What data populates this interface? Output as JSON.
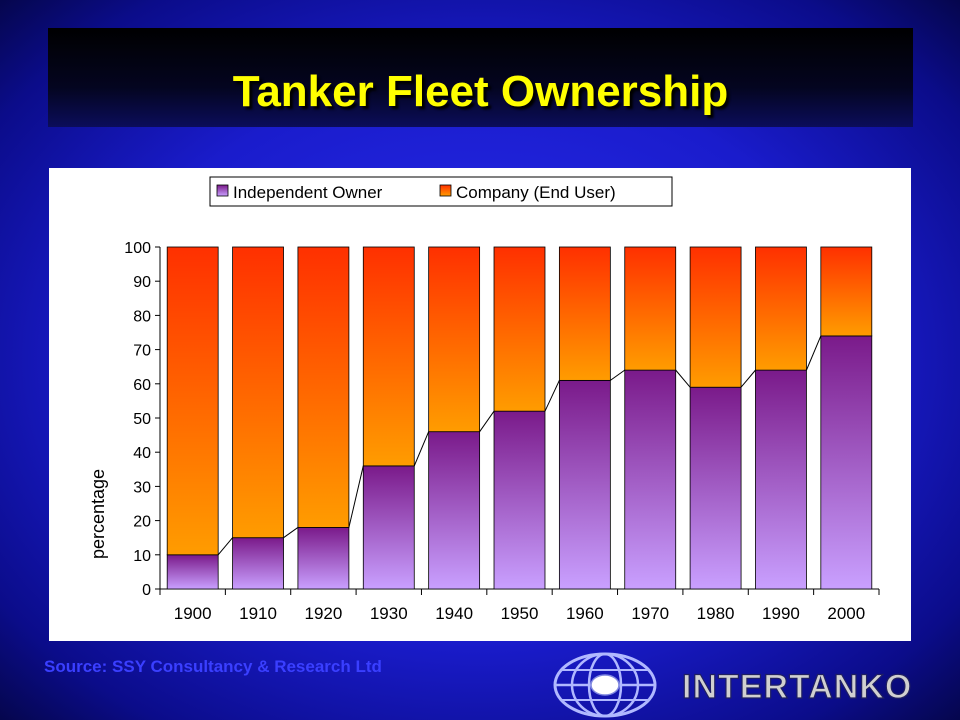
{
  "slide": {
    "title": "Tanker Fleet Ownership",
    "source": "Source: SSY Consultancy & Research Ltd",
    "logo_text": "INTERTANKO",
    "colors": {
      "title": "#ffff00",
      "background": "#1a1ccc",
      "source": "#3a3fff"
    }
  },
  "chart_data": {
    "type": "bar",
    "stacked": true,
    "categories": [
      "1900",
      "1910",
      "1920",
      "1930",
      "1940",
      "1950",
      "1960",
      "1970",
      "1980",
      "1990",
      "2000"
    ],
    "series": [
      {
        "name": "Independent Owner",
        "values": [
          10,
          15,
          18,
          36,
          46,
          52,
          61,
          64,
          59,
          64,
          74
        ],
        "color": "#8a2a9a"
      },
      {
        "name": "Company (End User)",
        "values": [
          90,
          85,
          82,
          64,
          54,
          48,
          39,
          36,
          41,
          36,
          26
        ],
        "color": "#ff6a00"
      }
    ],
    "ylabel": "percentage",
    "xlabel": "",
    "ylim": [
      0,
      100
    ],
    "yticks": [
      0,
      10,
      20,
      30,
      40,
      50,
      60,
      70,
      80,
      90,
      100
    ],
    "legend_position": "top",
    "series_lines": true
  }
}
:::
Pictures in the records above are left out; print everything else exactly as written.

## ANSWER FOR THIS EXERCISE
What data populates this interface? Output as JSON.
{
  "slide": {
    "title": "Tanker Fleet Ownership",
    "source": "Source: SSY Consultancy & Research Ltd",
    "logo_text": "INTERTANKO",
    "colors": {
      "title": "#ffff00",
      "background": "#1a1ccc",
      "source": "#3a3fff"
    }
  },
  "chart_data": {
    "type": "bar",
    "stacked": true,
    "categories": [
      "1900",
      "1910",
      "1920",
      "1930",
      "1940",
      "1950",
      "1960",
      "1970",
      "1980",
      "1990",
      "2000"
    ],
    "series": [
      {
        "name": "Independent Owner",
        "values": [
          10,
          15,
          18,
          36,
          46,
          52,
          61,
          64,
          59,
          64,
          74
        ],
        "color": "#8a2a9a"
      },
      {
        "name": "Company (End User)",
        "values": [
          90,
          85,
          82,
          64,
          54,
          48,
          39,
          36,
          41,
          36,
          26
        ],
        "color": "#ff6a00"
      }
    ],
    "ylabel": "percentage",
    "xlabel": "",
    "ylim": [
      0,
      100
    ],
    "yticks": [
      0,
      10,
      20,
      30,
      40,
      50,
      60,
      70,
      80,
      90,
      100
    ],
    "legend_position": "top",
    "series_lines": true
  }
}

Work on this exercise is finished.